» **REQUIREMENT**
Can you pull out each line of the data below that includes the word "Stiftung"?

» **GIVEN ENTRIES**
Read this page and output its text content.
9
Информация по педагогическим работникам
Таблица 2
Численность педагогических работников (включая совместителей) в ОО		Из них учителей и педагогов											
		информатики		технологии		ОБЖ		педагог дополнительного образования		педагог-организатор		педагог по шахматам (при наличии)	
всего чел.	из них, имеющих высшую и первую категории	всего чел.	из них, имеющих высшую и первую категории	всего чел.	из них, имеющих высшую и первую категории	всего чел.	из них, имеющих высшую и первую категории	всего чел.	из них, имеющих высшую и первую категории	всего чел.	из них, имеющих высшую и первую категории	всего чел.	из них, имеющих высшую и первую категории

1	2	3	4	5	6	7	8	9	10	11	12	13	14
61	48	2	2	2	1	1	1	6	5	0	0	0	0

==

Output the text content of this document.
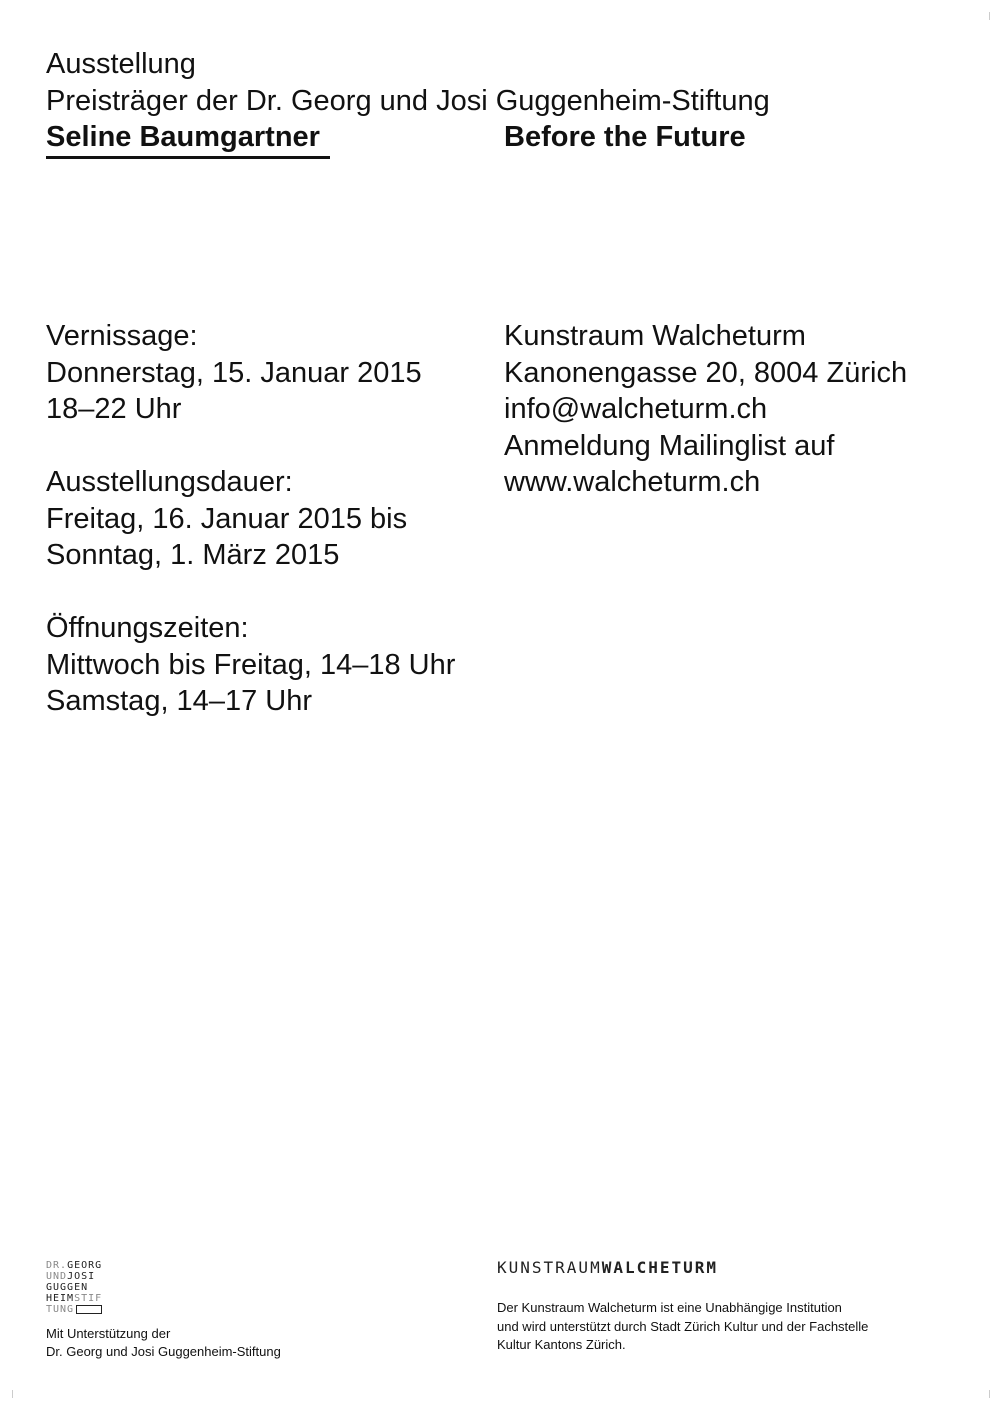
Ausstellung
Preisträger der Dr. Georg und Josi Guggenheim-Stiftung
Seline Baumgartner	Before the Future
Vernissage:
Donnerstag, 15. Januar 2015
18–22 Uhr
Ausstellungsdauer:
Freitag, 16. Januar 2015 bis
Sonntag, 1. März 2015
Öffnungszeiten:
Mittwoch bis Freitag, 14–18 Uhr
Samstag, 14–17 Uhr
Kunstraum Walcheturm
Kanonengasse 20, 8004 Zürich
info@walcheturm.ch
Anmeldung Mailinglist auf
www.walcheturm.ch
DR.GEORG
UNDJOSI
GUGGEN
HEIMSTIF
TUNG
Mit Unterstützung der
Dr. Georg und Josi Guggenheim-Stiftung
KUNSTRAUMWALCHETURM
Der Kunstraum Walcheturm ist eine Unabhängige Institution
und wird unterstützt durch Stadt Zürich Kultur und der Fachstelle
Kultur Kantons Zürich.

» **CORRECT RESPONSE**
Preisträger der Dr. Georg und Josi Guggenheim-Stiftung
Dr. Georg und Josi Guggenheim-Stiftung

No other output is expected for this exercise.